### Exercise inputs
::::::
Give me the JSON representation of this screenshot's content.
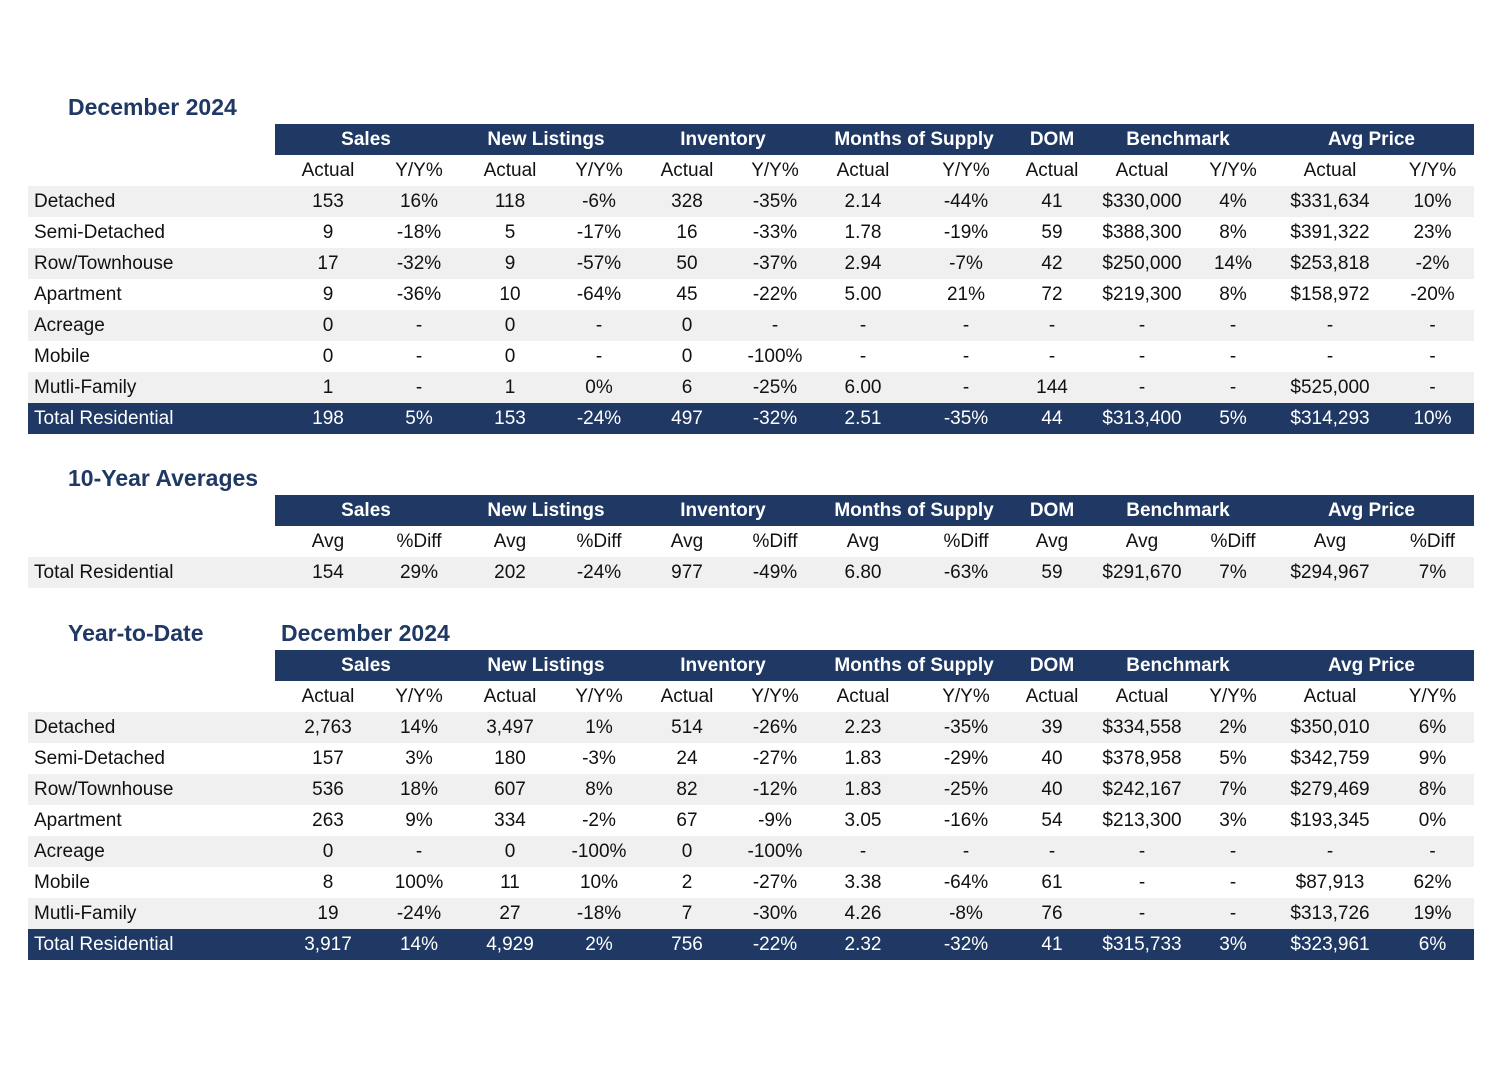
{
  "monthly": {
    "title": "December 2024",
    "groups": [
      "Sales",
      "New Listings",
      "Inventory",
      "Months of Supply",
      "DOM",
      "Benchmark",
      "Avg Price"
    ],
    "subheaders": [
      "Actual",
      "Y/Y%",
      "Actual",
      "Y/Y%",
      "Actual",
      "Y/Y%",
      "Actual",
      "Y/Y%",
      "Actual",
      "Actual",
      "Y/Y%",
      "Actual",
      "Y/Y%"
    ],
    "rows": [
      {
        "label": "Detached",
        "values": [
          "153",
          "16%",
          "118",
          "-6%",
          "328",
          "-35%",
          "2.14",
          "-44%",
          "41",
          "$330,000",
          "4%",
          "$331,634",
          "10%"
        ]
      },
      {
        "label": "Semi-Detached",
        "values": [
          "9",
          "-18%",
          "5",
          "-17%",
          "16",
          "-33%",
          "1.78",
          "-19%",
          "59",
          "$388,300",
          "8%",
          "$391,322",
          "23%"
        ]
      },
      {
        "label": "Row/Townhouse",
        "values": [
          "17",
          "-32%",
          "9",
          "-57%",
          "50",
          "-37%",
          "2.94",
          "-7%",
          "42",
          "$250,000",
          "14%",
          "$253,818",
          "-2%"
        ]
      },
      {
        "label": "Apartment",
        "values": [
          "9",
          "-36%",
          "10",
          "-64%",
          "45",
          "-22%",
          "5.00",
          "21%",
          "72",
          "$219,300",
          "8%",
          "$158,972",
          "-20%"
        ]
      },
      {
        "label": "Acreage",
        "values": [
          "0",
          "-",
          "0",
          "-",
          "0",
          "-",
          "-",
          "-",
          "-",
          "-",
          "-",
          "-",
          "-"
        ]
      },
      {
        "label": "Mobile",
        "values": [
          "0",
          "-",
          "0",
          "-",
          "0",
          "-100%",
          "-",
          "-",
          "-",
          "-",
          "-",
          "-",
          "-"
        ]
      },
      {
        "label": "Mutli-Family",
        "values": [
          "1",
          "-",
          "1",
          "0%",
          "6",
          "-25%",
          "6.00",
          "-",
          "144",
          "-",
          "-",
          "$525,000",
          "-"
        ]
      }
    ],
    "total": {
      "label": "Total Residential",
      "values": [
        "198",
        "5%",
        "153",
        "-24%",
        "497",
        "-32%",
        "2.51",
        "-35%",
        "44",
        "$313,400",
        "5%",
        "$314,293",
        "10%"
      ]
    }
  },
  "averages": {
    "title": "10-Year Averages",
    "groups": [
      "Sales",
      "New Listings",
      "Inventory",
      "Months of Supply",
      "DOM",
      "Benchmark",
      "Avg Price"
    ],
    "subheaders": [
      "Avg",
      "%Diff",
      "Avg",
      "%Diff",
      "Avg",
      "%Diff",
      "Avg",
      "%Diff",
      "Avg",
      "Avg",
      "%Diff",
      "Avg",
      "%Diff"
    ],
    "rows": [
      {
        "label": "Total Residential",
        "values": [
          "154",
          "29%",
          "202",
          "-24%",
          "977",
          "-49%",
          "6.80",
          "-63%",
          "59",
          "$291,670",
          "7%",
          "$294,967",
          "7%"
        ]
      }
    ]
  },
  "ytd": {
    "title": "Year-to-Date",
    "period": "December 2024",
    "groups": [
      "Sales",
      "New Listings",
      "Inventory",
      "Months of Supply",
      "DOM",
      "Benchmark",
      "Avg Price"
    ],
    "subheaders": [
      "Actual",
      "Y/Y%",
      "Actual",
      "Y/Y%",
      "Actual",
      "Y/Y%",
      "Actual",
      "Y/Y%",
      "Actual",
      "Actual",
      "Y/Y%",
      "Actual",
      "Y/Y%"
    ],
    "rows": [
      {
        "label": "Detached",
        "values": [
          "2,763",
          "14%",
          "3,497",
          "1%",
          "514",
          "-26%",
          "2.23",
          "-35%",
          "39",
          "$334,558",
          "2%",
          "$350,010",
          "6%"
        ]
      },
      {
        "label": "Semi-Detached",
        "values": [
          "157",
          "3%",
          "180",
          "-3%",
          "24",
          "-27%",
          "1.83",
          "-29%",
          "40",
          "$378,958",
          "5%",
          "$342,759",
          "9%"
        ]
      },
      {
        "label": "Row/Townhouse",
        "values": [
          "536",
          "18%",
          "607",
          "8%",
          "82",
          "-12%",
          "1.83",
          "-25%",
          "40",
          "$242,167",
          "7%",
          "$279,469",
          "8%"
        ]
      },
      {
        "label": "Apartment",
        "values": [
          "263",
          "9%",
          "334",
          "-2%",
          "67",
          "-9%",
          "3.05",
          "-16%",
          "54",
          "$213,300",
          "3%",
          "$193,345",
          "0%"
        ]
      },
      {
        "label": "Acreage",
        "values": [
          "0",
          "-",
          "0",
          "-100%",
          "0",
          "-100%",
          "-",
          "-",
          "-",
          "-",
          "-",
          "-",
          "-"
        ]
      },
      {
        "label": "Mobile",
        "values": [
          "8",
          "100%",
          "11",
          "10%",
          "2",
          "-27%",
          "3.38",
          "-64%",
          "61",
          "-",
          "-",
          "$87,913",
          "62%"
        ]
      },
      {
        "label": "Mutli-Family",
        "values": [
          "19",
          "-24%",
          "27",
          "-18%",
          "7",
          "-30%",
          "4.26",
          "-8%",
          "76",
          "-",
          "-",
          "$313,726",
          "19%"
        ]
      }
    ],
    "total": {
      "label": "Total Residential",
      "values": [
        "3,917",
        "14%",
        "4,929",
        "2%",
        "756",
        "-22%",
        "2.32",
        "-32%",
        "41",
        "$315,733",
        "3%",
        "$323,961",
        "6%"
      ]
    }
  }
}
::::::
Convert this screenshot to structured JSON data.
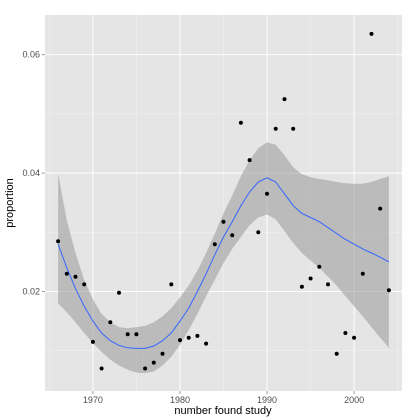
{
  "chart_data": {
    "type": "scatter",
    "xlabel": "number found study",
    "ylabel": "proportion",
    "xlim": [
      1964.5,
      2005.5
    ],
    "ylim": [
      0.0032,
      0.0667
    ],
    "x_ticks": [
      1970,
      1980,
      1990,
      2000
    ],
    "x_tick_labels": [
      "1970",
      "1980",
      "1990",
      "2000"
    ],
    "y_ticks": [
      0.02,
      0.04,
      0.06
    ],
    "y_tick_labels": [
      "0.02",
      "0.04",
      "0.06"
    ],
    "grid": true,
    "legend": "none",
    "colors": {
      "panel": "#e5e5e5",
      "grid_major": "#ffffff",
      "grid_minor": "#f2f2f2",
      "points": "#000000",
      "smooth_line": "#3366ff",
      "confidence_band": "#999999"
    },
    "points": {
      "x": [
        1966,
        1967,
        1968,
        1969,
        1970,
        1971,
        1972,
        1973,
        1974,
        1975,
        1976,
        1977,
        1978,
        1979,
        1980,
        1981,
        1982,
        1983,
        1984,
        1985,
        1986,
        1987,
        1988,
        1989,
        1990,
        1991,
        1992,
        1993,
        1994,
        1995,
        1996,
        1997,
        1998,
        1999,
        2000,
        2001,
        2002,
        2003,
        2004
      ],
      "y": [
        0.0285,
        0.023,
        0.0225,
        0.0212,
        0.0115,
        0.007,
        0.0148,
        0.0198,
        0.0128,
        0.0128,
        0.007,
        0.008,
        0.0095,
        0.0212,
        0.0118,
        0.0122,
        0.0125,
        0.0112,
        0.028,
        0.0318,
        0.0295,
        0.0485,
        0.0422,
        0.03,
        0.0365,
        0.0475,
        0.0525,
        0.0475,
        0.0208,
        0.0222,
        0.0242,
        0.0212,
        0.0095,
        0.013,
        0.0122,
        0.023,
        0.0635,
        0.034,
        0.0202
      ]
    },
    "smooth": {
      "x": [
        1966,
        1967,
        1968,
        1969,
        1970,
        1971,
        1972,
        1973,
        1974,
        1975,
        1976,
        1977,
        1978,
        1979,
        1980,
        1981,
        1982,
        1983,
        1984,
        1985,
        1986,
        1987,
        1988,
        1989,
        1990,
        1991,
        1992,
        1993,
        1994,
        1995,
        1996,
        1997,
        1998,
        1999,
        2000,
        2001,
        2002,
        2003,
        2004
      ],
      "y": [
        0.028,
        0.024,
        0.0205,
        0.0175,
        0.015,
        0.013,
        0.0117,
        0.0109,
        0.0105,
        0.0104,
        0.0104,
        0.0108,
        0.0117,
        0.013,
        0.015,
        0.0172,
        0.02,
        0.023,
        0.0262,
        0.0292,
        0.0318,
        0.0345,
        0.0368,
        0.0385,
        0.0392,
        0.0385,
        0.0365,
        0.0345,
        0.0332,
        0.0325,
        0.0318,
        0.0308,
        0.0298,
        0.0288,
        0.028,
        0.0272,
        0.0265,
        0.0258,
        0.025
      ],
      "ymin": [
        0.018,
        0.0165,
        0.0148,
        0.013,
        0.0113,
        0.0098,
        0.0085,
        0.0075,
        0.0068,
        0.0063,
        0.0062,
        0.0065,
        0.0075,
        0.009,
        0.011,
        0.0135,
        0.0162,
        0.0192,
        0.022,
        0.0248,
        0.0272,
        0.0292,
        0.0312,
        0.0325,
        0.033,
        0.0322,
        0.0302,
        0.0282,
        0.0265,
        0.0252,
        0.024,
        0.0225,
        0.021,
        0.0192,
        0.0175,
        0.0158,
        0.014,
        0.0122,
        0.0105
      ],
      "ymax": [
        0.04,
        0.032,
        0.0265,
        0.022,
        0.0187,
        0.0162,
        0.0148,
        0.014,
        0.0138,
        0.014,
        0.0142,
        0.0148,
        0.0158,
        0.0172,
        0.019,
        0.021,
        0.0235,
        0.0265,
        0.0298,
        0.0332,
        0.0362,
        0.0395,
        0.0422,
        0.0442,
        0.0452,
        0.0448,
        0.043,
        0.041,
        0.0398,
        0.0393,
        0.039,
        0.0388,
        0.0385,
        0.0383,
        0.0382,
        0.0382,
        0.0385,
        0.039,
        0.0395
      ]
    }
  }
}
::::::
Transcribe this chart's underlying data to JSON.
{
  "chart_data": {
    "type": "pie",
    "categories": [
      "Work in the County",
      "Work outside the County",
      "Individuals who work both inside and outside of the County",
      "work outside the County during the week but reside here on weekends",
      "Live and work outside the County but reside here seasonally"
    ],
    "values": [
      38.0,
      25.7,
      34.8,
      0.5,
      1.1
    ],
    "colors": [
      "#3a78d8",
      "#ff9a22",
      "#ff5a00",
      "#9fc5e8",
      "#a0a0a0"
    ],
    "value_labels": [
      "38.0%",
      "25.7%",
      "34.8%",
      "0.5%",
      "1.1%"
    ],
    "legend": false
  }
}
::::::
### Your instructions
Search the listing for the word "Year" and return each line that holds it.

### Task response
    "title": "10-Year Averages",
    "title": "Year-to-Date",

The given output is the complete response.